* _Aim of the exercise_: Copy out each line of the data holding "count".

Data records:
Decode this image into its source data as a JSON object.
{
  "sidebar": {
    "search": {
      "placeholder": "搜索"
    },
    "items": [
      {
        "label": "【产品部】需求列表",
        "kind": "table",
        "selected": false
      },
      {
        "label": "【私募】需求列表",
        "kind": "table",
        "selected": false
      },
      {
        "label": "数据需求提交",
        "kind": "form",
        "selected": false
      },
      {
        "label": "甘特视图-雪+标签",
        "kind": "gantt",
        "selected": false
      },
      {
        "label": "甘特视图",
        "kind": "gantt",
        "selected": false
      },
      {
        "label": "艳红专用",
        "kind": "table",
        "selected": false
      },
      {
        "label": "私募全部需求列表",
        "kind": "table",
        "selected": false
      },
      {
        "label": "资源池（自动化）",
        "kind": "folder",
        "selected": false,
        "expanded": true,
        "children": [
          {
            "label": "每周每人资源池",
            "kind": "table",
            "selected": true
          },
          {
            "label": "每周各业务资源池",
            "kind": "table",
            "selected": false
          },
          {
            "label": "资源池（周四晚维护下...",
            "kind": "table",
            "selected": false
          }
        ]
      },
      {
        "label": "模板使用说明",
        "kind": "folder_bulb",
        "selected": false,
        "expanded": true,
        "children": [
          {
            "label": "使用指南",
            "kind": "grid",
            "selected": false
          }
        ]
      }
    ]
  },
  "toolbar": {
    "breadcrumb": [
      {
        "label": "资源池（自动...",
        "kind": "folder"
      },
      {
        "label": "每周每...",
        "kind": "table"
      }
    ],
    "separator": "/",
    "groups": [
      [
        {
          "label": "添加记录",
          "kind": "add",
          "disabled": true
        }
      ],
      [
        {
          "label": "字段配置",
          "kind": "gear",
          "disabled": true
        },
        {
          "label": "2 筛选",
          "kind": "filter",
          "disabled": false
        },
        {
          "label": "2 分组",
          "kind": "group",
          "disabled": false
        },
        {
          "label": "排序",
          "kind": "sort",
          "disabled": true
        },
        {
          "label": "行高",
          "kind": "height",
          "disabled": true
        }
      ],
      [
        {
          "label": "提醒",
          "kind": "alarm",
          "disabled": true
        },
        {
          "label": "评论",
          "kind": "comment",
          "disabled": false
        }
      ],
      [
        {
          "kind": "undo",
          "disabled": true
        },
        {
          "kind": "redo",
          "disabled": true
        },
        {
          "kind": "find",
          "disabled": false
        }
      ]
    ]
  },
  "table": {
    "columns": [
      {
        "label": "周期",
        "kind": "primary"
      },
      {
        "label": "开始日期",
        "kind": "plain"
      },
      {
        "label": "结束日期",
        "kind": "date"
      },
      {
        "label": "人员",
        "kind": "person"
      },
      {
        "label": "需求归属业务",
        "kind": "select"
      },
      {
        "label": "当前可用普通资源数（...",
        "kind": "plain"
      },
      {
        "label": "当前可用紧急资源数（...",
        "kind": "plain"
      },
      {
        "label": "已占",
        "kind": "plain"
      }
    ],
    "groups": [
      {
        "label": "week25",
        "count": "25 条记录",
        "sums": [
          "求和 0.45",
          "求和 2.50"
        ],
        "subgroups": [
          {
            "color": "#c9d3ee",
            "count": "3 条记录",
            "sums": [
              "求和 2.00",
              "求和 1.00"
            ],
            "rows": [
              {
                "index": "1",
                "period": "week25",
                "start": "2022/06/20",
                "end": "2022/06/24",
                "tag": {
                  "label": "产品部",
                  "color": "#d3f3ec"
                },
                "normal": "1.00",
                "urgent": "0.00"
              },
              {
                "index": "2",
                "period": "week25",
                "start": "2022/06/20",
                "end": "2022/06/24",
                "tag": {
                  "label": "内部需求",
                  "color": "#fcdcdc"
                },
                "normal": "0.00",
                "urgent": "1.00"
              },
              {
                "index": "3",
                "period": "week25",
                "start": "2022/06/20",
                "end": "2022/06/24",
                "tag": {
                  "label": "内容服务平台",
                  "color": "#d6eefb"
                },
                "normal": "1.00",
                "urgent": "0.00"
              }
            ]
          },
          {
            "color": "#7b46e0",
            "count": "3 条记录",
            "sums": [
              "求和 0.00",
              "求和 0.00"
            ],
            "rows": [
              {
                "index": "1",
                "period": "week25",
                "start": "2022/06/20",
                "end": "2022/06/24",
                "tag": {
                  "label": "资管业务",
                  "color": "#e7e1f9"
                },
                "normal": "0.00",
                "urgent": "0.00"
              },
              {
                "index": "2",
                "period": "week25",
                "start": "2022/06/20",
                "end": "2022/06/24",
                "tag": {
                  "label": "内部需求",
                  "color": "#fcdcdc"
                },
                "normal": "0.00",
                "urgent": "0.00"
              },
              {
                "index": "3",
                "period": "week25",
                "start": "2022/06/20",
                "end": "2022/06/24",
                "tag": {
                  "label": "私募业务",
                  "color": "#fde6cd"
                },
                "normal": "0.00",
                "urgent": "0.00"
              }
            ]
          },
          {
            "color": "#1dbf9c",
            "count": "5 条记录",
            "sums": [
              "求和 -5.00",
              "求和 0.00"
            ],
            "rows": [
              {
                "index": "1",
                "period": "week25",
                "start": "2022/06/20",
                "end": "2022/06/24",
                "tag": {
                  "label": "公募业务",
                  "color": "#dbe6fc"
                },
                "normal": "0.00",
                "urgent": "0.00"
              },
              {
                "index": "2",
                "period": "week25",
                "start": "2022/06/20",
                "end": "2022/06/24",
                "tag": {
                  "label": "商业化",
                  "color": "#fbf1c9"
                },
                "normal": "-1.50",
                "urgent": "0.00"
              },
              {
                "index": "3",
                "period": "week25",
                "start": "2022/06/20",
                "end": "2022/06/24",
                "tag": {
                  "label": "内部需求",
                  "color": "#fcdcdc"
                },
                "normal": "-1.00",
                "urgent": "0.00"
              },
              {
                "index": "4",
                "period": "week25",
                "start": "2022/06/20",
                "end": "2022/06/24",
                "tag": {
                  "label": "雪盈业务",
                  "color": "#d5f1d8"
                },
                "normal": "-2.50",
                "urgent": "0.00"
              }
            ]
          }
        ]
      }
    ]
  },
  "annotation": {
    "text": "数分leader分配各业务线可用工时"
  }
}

* _Answer to the task_:
        "count": "25 条记录",
            "count": "3 条记录",
            "count": "3 条记录",
            "count": "5 条记录",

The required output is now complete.